====== DATA SUPPLIED ======

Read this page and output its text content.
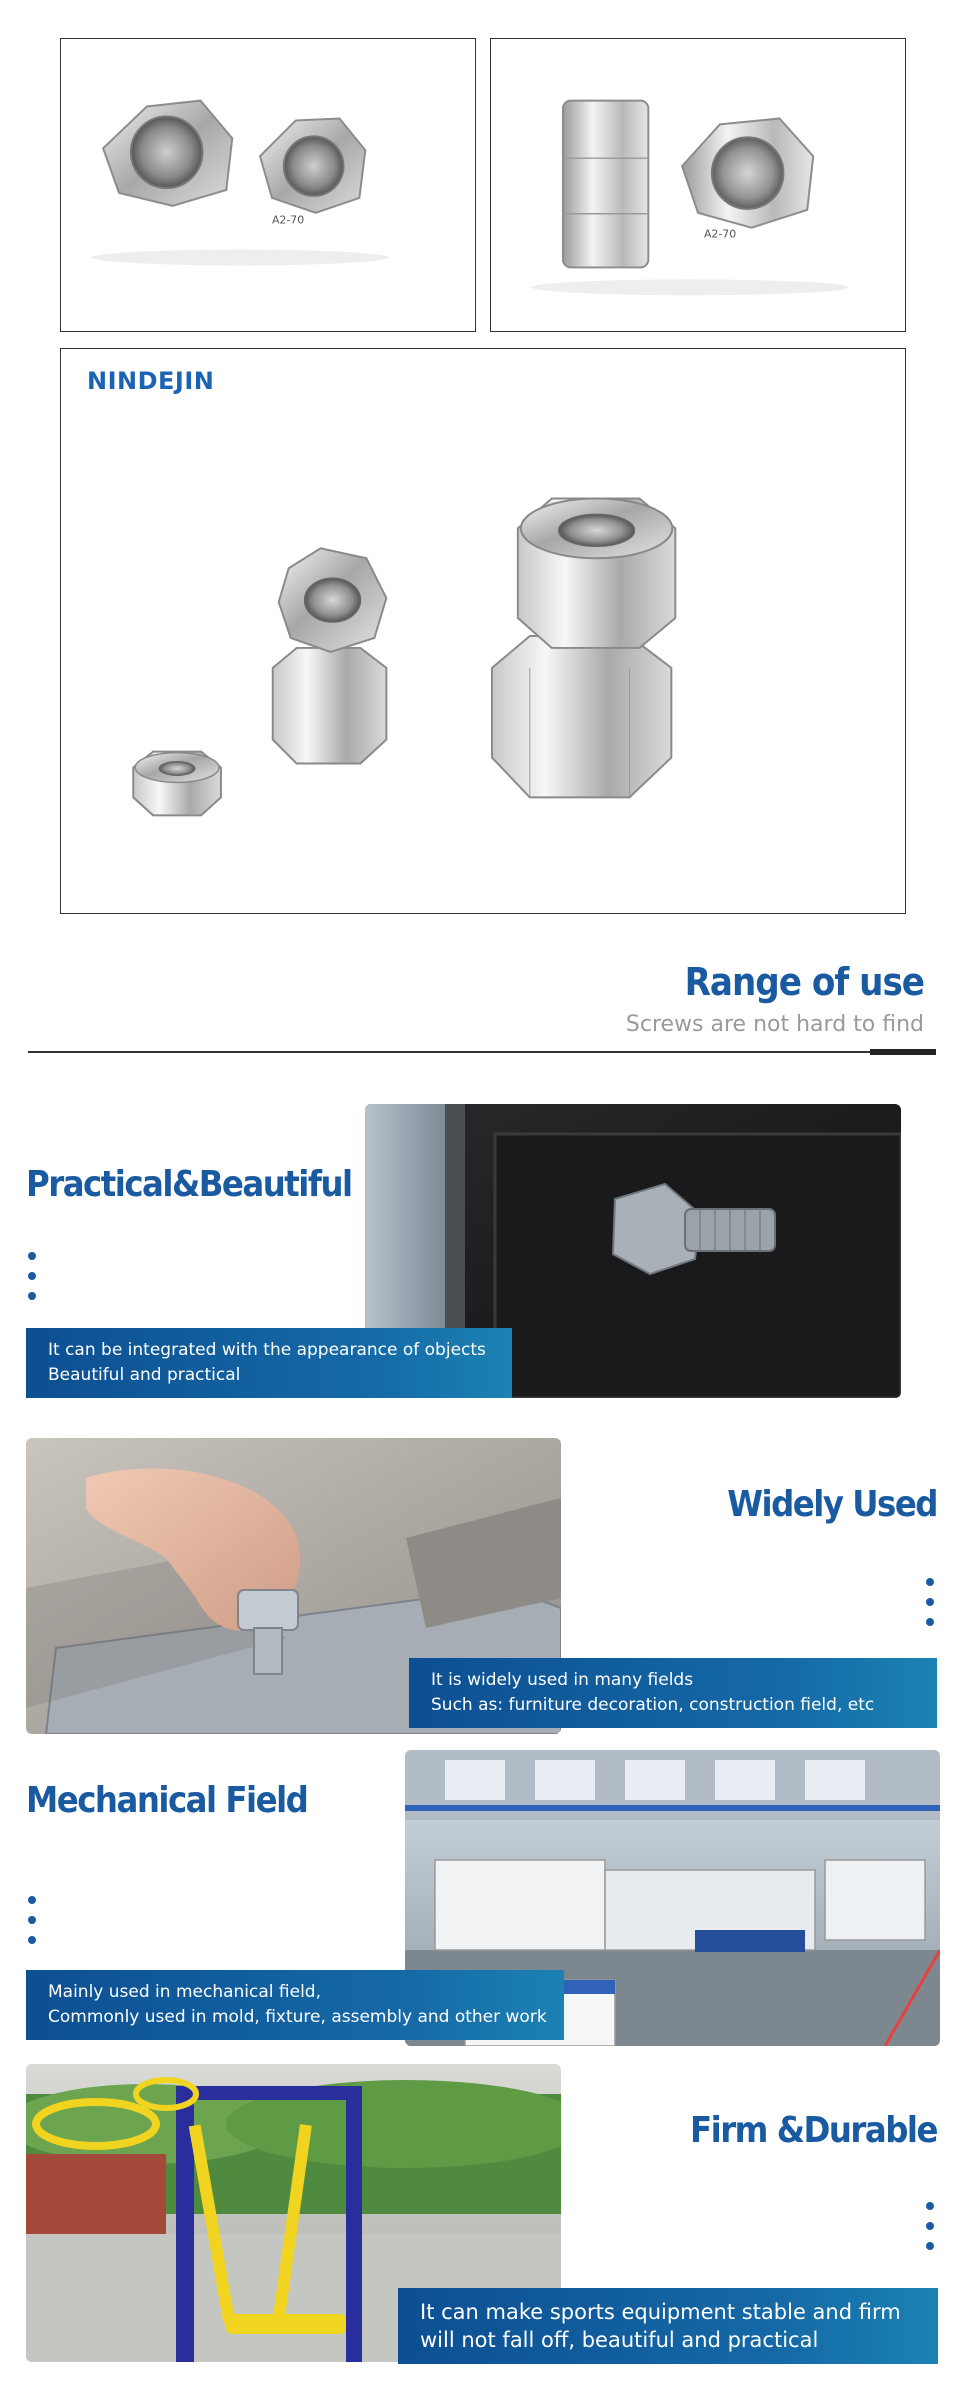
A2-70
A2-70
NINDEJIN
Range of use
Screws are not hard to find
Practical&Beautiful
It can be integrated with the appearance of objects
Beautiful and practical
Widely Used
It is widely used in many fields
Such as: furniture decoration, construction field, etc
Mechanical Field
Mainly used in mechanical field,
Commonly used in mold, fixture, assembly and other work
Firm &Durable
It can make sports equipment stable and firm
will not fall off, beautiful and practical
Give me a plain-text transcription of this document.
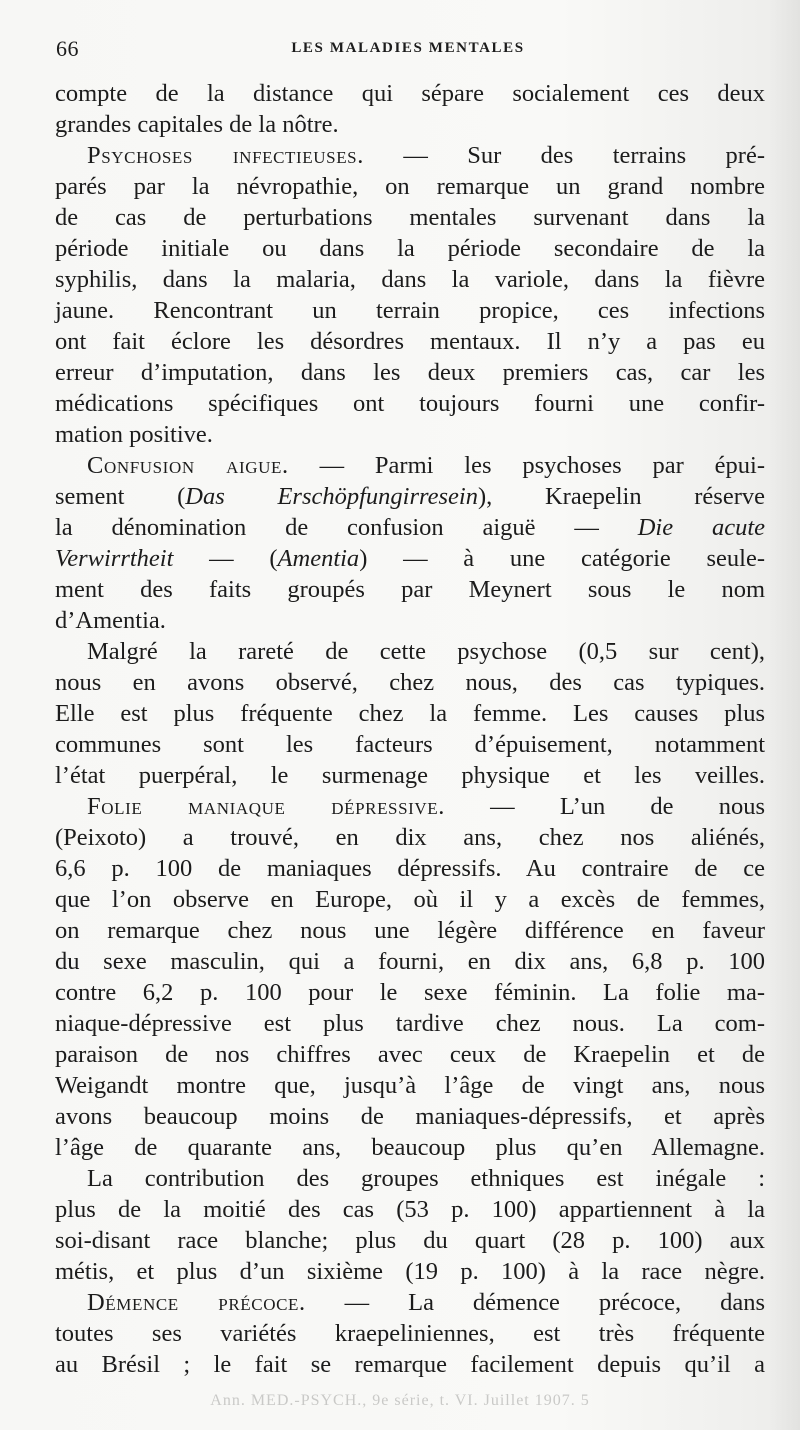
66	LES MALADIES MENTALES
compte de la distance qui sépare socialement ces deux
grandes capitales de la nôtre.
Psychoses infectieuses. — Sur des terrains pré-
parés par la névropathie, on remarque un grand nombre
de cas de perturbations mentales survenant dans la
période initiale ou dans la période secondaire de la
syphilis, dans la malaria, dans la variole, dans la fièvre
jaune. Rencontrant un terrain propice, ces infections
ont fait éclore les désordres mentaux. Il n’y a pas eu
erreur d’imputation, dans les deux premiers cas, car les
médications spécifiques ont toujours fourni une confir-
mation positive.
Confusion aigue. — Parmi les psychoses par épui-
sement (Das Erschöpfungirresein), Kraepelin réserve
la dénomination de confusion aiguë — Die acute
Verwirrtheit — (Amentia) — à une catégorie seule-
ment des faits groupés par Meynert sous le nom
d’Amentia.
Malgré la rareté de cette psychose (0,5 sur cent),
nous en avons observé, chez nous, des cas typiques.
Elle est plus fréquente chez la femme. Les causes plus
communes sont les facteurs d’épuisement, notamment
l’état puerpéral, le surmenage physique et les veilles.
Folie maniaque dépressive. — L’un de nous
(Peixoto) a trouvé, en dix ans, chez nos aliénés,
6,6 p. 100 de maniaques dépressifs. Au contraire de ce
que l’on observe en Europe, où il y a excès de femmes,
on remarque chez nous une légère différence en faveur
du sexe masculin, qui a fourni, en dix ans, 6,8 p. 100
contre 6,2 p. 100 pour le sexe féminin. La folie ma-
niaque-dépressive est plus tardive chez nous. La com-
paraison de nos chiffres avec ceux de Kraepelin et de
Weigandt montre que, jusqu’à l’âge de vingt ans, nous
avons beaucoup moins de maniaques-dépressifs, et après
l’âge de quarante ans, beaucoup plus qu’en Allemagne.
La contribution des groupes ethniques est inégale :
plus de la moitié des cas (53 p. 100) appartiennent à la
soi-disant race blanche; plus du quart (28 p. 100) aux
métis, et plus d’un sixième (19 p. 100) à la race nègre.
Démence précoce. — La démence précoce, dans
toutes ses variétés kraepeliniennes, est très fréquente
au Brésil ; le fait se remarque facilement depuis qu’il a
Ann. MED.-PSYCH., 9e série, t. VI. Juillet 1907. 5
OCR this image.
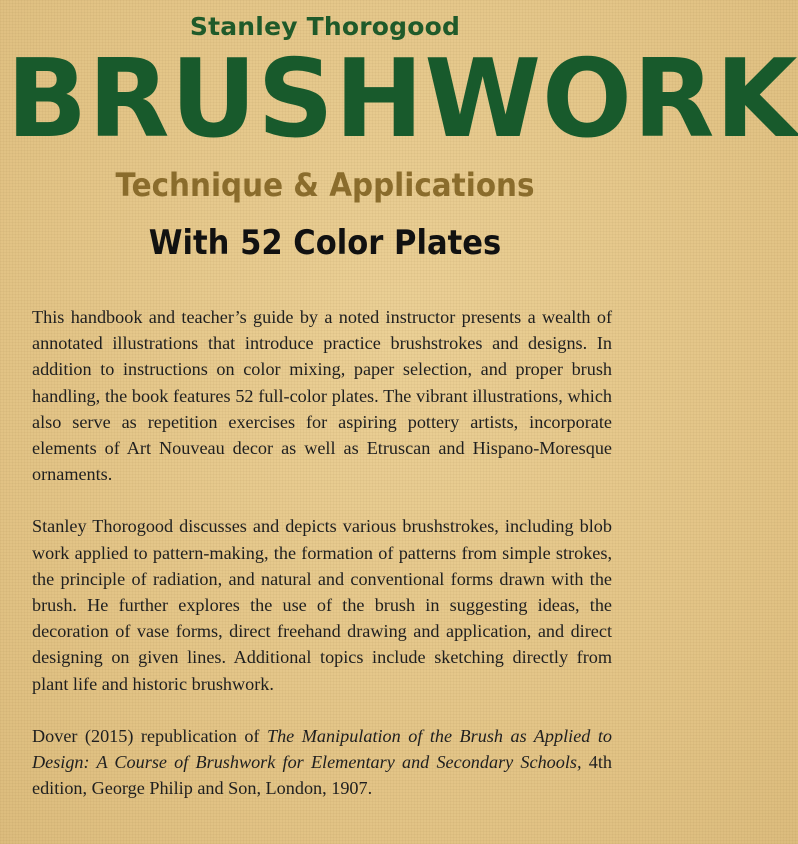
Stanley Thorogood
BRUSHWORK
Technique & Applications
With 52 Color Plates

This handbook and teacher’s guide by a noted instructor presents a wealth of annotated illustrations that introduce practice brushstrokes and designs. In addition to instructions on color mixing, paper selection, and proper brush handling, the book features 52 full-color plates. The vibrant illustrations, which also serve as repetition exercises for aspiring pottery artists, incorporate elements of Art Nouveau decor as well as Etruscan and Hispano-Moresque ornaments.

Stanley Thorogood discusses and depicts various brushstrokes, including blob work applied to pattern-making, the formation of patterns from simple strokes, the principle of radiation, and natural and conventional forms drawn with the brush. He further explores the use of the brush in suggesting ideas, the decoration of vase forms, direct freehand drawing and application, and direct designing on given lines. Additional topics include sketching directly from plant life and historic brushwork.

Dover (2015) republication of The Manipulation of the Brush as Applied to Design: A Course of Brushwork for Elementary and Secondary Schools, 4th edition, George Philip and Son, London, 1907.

======

**EXERCISE GOAL**
Copy each line of the preceding data that contains the string "dépressifs".

**THE SOLUTION**
6,6 p. 100 de maniaques dépressifs. Au contraire de ce
avons beaucoup moins de maniaques-dépressifs, et après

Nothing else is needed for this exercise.